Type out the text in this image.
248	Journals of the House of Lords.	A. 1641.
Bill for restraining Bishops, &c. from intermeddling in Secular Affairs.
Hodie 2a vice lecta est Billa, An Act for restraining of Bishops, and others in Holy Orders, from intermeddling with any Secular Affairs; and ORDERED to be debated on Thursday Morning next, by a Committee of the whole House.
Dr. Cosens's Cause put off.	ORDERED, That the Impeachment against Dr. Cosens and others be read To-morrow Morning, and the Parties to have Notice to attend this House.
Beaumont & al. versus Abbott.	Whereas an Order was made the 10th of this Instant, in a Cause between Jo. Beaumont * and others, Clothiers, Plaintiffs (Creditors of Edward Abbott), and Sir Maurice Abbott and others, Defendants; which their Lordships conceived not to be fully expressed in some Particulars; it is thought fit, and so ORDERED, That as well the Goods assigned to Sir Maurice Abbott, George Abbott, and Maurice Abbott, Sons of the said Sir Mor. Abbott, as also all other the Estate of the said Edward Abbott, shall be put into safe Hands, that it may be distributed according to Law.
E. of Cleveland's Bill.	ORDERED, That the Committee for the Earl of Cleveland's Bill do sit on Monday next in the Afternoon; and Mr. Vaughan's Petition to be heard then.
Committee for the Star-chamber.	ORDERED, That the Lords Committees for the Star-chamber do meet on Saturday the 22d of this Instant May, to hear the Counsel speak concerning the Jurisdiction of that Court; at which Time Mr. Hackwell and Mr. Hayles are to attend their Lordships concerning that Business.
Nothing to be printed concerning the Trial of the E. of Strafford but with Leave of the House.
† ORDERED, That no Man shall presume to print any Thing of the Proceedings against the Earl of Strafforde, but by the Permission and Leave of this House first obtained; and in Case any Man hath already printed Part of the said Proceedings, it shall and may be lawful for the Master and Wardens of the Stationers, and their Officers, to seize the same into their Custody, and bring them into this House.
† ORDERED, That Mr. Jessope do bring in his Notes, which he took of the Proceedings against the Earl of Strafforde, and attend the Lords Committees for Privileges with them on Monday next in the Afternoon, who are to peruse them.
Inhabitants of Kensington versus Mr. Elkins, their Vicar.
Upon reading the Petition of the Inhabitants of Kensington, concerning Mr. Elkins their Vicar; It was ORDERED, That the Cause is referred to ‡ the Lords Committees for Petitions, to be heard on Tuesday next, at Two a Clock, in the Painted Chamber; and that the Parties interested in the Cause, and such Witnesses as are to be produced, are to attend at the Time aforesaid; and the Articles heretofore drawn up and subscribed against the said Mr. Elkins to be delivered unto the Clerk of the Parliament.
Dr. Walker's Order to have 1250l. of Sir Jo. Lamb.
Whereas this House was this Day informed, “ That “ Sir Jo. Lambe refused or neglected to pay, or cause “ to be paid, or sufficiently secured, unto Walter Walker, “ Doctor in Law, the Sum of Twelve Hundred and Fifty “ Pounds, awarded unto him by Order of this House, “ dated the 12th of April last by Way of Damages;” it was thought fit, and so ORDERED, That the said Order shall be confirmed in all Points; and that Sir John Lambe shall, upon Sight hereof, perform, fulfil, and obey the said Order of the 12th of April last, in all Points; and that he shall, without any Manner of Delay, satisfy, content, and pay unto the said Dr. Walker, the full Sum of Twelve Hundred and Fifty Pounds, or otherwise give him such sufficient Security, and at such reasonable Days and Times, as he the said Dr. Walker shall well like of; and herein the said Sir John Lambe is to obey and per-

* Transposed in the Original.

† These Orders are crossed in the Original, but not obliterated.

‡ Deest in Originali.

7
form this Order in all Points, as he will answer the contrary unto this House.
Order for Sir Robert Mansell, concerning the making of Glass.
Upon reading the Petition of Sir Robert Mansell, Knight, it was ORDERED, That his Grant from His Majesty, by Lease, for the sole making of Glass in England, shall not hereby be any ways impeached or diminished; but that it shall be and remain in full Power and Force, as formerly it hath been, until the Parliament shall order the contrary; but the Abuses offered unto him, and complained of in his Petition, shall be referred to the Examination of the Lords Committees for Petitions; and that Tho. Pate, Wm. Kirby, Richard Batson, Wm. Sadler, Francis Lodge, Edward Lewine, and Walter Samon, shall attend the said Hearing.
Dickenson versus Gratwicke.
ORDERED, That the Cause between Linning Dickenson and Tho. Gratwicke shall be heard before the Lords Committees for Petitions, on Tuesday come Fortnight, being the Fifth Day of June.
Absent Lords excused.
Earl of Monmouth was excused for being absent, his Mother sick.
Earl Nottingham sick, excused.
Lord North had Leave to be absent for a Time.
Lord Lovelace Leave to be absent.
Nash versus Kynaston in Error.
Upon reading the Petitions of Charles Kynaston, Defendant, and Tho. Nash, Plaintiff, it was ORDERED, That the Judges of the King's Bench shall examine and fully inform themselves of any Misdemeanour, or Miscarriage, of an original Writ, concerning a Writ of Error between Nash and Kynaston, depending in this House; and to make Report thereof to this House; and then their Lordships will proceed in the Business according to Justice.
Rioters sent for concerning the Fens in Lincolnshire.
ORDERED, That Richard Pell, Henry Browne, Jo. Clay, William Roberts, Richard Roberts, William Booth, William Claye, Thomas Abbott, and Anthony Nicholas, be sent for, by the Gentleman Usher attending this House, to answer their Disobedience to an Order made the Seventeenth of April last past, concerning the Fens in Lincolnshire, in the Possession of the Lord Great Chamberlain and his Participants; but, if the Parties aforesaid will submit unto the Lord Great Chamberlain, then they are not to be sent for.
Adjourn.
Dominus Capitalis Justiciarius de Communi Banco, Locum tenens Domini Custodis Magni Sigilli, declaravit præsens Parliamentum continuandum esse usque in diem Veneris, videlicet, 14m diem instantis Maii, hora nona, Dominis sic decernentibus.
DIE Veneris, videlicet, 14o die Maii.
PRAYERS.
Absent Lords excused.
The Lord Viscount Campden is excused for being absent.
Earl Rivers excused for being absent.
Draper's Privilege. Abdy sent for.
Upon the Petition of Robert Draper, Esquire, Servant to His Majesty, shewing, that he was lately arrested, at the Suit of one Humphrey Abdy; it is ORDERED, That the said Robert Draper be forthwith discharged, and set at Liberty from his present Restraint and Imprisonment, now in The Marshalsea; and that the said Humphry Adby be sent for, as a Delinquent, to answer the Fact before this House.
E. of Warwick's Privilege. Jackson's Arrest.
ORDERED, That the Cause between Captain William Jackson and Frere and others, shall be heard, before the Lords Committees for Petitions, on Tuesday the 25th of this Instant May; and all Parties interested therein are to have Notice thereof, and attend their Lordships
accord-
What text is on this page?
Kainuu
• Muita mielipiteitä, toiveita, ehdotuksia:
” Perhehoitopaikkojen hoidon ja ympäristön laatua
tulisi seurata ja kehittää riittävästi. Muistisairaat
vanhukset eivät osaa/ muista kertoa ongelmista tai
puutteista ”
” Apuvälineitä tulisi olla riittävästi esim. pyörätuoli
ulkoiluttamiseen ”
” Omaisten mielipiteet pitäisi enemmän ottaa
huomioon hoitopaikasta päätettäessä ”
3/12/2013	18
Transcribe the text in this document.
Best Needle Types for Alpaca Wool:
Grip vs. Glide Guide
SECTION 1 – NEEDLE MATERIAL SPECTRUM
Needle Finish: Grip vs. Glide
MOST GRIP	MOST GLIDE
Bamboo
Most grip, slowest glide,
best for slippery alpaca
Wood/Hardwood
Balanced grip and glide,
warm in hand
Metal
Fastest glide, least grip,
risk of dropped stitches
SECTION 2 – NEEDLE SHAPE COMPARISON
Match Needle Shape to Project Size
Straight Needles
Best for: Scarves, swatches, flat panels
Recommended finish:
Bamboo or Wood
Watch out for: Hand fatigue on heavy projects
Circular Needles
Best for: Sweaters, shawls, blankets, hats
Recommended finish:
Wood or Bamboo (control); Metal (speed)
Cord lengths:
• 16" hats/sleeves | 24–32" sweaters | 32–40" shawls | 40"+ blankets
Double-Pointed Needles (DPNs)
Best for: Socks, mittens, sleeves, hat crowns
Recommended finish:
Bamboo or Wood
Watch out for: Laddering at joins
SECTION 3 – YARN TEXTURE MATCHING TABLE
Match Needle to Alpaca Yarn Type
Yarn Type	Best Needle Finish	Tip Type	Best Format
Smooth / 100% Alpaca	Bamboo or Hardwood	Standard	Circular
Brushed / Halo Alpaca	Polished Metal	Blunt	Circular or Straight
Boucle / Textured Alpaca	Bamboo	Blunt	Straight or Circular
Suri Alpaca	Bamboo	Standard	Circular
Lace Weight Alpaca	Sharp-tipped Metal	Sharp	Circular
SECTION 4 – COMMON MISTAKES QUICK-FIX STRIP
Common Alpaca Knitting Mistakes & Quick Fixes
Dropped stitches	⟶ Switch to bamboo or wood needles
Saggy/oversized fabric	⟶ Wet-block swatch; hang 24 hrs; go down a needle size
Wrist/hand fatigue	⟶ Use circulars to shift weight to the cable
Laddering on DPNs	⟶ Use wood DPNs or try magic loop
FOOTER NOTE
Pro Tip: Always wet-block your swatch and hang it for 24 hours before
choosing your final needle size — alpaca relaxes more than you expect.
..........
◆ What to produce ◆
Your task is to reproduce, exactly and exclusively, the lines from the one holding "Transcribe the text in this document." through the final line of the listing.

◆ Solution to this task ◆
Transcribe the text in this document.
Best Needle Types for Alpaca Wool:
Grip vs. Glide Guide
SECTION 1 – NEEDLE MATERIAL SPECTRUM
Needle Finish: Grip vs. Glide
MOST GRIP	MOST GLIDE
Bamboo
Most grip, slowest glide,
best for slippery alpaca
Wood/Hardwood
Balanced grip and glide,
warm in hand
Metal
Fastest glide, least grip,
risk of dropped stitches
SECTION 2 – NEEDLE SHAPE COMPARISON
Match Needle Shape to Project Size
Straight Needles
Best for: Scarves, swatches, flat panels
Recommended finish:
Bamboo or Wood
Watch out for: Hand fatigue on heavy projects
Circular Needles
Best for: Sweaters, shawls, blankets, hats
Recommended finish:
Wood or Bamboo (control); Metal (speed)
Cord lengths:
• 16" hats/sleeves | 24–32" sweaters | 32–40" shawls | 40"+ blankets
Double-Pointed Needles (DPNs)
Best for: Socks, mittens, sleeves, hat crowns
Recommended finish:
Bamboo or Wood
Watch out for: Laddering at joins
SECTION 3 – YARN TEXTURE MATCHING TABLE
Match Needle to Alpaca Yarn Type
Yarn Type	Best Needle Finish	Tip Type	Best Format
Smooth / 100% Alpaca	Bamboo or Hardwood	Standard	Circular
Brushed / Halo Alpaca	Polished Metal	Blunt	Circular or Straight
Boucle / Textured Alpaca	Bamboo	Blunt	Straight or Circular
Suri Alpaca	Bamboo	Standard	Circular
Lace Weight Alpaca	Sharp-tipped Metal	Sharp	Circular
SECTION 4 – COMMON MISTAKES QUICK-FIX STRIP
Common Alpaca Knitting Mistakes & Quick Fixes
Dropped stitches	⟶ Switch to bamboo or wood needles
Saggy/oversized fabric	⟶ Wet-block swatch; hang 24 hrs; go down a needle size
Wrist/hand fatigue	⟶ Use circulars to shift weight to the cable
Laddering on DPNs	⟶ Use wood DPNs or try magic loop
FOOTER NOTE
Pro Tip: Always wet-block your swatch and hang it for 24 hours before
choosing your final needle size — alpaca relaxes more than you expect.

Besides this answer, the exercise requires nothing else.